**GIVEN PROBLEM:**
Give the data below again exactly as written, without its pictures.

**RECORDS FOR THE EXERCISE:**

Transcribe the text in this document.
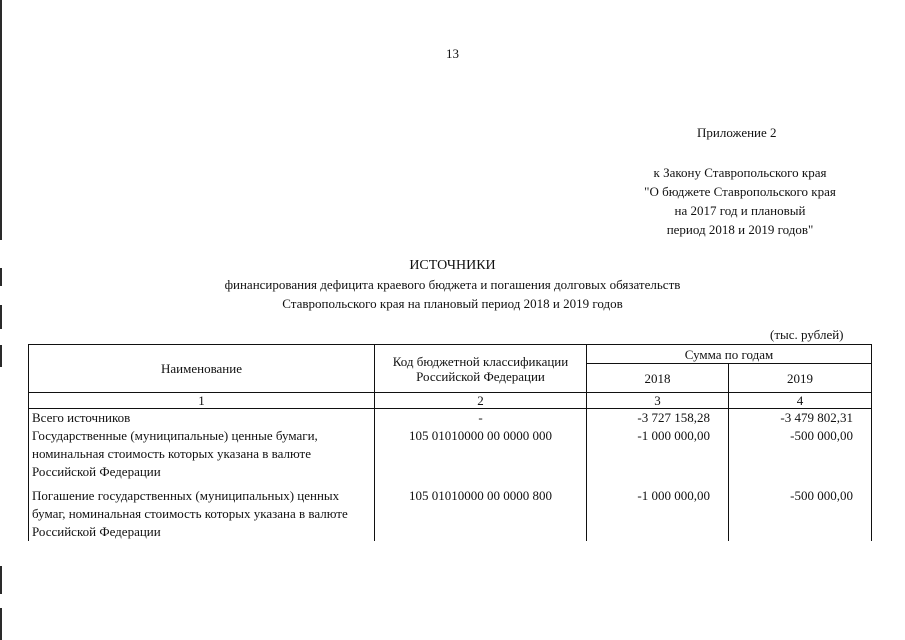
13
Приложение 2
к Закону Ставропольского края
"О бюджете Ставропольского края
на 2017 год и плановый
период 2018 и 2019 годов"
ИСТОЧНИКИ
финансирования дефицита краевого бюджета и погашения долговых обязательств
Ставропольского края на плановый период 2018 и 2019 годов
(тыс. рублей)
Наименование	Код бюджетной классификации Российской Федерации	Сумма по годам	
		2018	2019
1	2	3	4
Всего источников	-	-3 727 158,28	-3 479 802,31
Государственные (муниципальные) ценные бумаги, номинальная стоимость которых указана в валюте Российской Федерации	105 01010000 00 0000 000	-1 000 000,00	-500 000,00

Погашение государственных (муниципальных) ценных бумаг, номинальная стоимость которых указана в валюте Российской Федерации	105 01010000 00 0000 800	-1 000 000,00	-500 000,00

**THE ANSWER:**
Transcribe the text in this document.
13
Приложение 2
к Закону Ставропольского края
"О бюджете Ставропольского края
на 2017 год и плановый
период 2018 и 2019 годов"
ИСТОЧНИКИ
финансирования дефицита краевого бюджета и погашения долговых обязательств
Ставропольского края на плановый период 2018 и 2019 годов
(тыс. рублей)
Наименование	Код бюджетной классификации Российской Федерации	Сумма по годам	
		2018	2019
1	2	3	4
Всего источников	-	-3 727 158,28	-3 479 802,31
Государственные (муниципальные) ценные бумаги, номинальная стоимость которых указана в валюте Российской Федерации	105 01010000 00 0000 000	-1 000 000,00	-500 000,00

Погашение государственных (муниципальных) ценных бумаг, номинальная стоимость которых указана в валюте Российской Федерации	105 01010000 00 0000 800	-1 000 000,00	-500 000,00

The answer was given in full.